*RECORD SET*
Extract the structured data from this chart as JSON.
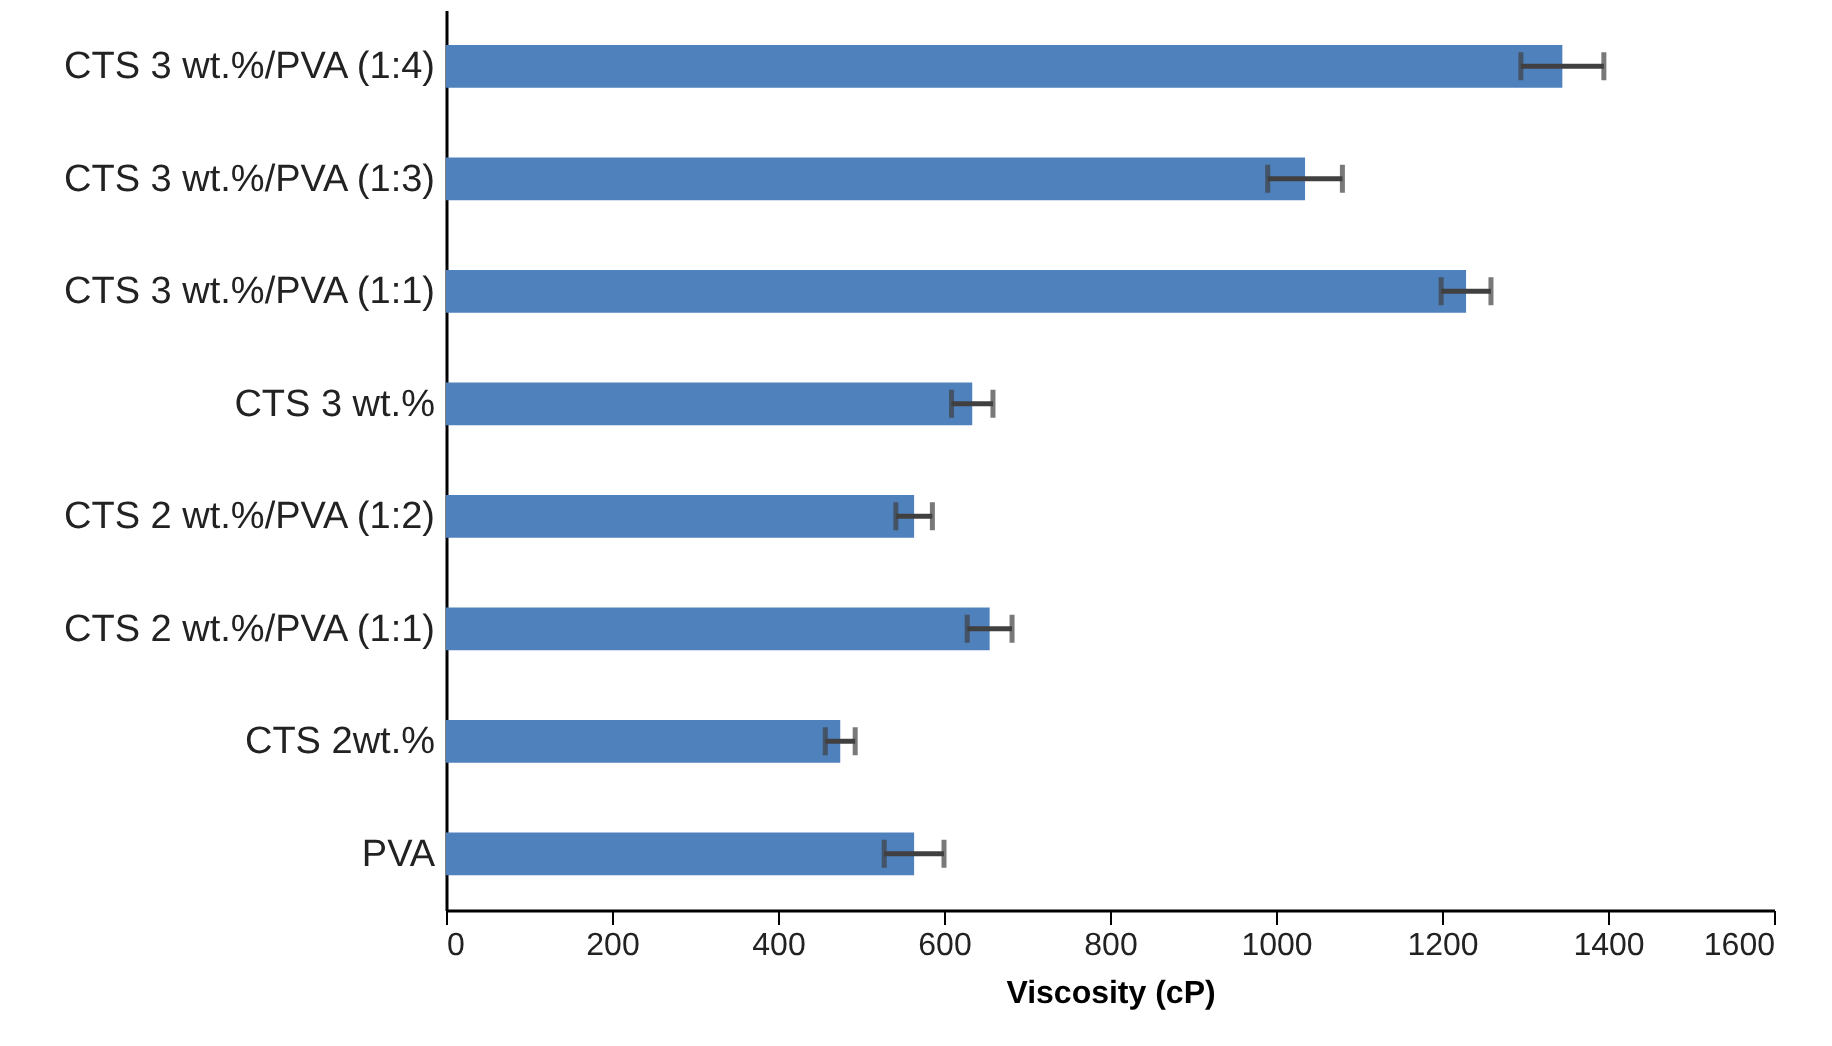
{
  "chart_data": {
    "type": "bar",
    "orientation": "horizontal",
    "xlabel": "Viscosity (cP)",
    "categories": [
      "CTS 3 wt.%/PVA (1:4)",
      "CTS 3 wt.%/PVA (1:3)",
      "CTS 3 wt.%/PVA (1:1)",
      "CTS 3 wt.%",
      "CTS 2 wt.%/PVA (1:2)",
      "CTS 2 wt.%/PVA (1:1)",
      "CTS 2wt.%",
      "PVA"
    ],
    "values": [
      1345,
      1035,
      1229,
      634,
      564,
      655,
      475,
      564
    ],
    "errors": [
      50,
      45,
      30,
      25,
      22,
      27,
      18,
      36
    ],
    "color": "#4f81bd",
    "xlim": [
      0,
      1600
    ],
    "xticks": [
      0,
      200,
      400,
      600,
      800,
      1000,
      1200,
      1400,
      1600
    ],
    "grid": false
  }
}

==

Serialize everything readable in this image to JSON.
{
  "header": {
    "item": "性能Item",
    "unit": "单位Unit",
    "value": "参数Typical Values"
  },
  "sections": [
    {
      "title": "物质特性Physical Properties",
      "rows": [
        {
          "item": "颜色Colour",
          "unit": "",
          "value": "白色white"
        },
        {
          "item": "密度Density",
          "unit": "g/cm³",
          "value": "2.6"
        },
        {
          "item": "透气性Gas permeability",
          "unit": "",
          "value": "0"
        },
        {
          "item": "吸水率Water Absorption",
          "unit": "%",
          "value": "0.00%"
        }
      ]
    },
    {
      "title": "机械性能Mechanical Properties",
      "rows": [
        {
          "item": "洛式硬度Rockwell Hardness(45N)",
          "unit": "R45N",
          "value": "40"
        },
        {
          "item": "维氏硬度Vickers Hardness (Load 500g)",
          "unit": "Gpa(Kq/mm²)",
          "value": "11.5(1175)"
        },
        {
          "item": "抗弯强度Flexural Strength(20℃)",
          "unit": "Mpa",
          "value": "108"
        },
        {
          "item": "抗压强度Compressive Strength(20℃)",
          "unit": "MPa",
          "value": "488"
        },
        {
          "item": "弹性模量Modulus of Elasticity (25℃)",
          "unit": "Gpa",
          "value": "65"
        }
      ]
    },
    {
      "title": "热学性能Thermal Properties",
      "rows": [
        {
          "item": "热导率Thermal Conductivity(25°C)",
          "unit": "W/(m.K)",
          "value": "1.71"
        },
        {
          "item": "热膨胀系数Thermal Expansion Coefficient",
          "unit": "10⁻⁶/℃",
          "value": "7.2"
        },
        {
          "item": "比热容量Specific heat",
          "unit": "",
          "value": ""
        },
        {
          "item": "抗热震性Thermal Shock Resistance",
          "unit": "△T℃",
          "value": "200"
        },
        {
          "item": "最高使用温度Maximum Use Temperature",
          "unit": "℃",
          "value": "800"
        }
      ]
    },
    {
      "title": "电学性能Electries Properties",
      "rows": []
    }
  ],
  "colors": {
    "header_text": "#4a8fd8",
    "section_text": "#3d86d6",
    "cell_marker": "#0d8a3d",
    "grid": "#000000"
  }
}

*GIVEN PROBLEM*
Show, from the material above, each line that includes the string "Properties".

*FINISHED ANSWER*
      "title": "物质特性Physical Properties",
      "title": "机械性能Mechanical Properties",
      "title": "热学性能Thermal Properties",
      "title": "电学性能Electries Properties",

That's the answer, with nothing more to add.